--- BEGIN Data for the task ---

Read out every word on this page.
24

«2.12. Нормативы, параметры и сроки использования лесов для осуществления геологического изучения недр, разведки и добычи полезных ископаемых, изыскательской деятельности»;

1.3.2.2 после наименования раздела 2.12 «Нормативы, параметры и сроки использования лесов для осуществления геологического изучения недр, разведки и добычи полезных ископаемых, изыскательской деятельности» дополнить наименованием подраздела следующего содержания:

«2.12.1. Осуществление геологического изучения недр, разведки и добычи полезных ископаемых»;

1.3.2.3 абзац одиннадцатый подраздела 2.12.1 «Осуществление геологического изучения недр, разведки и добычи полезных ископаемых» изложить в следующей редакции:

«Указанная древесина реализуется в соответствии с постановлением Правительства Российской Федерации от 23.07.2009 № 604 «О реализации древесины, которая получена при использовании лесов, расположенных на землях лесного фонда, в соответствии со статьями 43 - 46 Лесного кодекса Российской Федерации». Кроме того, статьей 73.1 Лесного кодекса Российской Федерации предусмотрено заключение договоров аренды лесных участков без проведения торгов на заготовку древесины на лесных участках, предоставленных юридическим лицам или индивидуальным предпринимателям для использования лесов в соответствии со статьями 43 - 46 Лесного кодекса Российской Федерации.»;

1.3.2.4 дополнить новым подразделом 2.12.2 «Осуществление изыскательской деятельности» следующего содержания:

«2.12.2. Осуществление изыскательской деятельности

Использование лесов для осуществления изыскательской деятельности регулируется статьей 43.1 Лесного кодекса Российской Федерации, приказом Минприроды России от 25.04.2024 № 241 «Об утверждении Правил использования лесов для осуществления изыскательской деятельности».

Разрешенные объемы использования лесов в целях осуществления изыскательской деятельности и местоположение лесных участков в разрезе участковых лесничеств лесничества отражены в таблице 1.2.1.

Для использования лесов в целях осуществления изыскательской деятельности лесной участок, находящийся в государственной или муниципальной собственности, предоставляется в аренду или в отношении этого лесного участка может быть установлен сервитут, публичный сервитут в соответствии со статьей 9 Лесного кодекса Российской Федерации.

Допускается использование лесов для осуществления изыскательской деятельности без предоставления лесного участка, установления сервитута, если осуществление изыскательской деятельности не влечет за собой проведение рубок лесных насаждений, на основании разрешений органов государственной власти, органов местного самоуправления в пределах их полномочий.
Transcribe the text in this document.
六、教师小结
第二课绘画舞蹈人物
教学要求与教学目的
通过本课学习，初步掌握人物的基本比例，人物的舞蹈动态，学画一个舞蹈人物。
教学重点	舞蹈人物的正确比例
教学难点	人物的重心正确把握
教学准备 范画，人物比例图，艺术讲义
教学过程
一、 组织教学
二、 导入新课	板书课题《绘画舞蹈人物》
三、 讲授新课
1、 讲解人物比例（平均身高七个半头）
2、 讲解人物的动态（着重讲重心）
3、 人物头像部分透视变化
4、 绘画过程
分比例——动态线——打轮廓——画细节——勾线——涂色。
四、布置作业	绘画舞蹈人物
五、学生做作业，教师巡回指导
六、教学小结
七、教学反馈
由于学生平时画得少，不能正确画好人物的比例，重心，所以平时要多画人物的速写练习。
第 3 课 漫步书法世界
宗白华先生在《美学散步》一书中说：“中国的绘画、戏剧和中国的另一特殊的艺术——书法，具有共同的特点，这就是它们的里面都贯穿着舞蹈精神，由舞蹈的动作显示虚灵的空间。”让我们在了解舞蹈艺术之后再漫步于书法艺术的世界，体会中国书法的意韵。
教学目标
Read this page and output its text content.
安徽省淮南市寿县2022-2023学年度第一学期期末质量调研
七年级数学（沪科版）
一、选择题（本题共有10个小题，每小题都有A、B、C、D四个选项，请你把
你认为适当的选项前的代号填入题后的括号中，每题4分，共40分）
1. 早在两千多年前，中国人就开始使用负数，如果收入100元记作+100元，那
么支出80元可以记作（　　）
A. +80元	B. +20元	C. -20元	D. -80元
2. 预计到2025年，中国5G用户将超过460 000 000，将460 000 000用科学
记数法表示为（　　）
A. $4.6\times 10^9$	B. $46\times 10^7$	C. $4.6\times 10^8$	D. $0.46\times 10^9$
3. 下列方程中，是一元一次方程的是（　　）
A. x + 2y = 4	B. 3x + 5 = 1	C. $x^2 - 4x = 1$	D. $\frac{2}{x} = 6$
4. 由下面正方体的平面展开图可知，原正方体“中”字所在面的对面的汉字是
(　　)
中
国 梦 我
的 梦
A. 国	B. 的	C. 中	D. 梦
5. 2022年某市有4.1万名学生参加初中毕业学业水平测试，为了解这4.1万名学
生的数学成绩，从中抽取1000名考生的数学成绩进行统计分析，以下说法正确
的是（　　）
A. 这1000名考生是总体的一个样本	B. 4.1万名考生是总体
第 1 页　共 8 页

--- END Data for the task ---

» What needs to be done:
Report all lines of the material that contain the word "содержания".

» Output below:
1.3.2.2 после наименования раздела 2.12 «Нормативы, параметры и сроки использования лесов для осуществления геологического изучения недр, разведки и добычи полезных ископаемых, изыскательской деятельности» дополнить наименованием подраздела следующего содержания:
1.3.2.4 дополнить новым подразделом 2.12.2 «Осуществление изыскательской деятельности» следующего содержания:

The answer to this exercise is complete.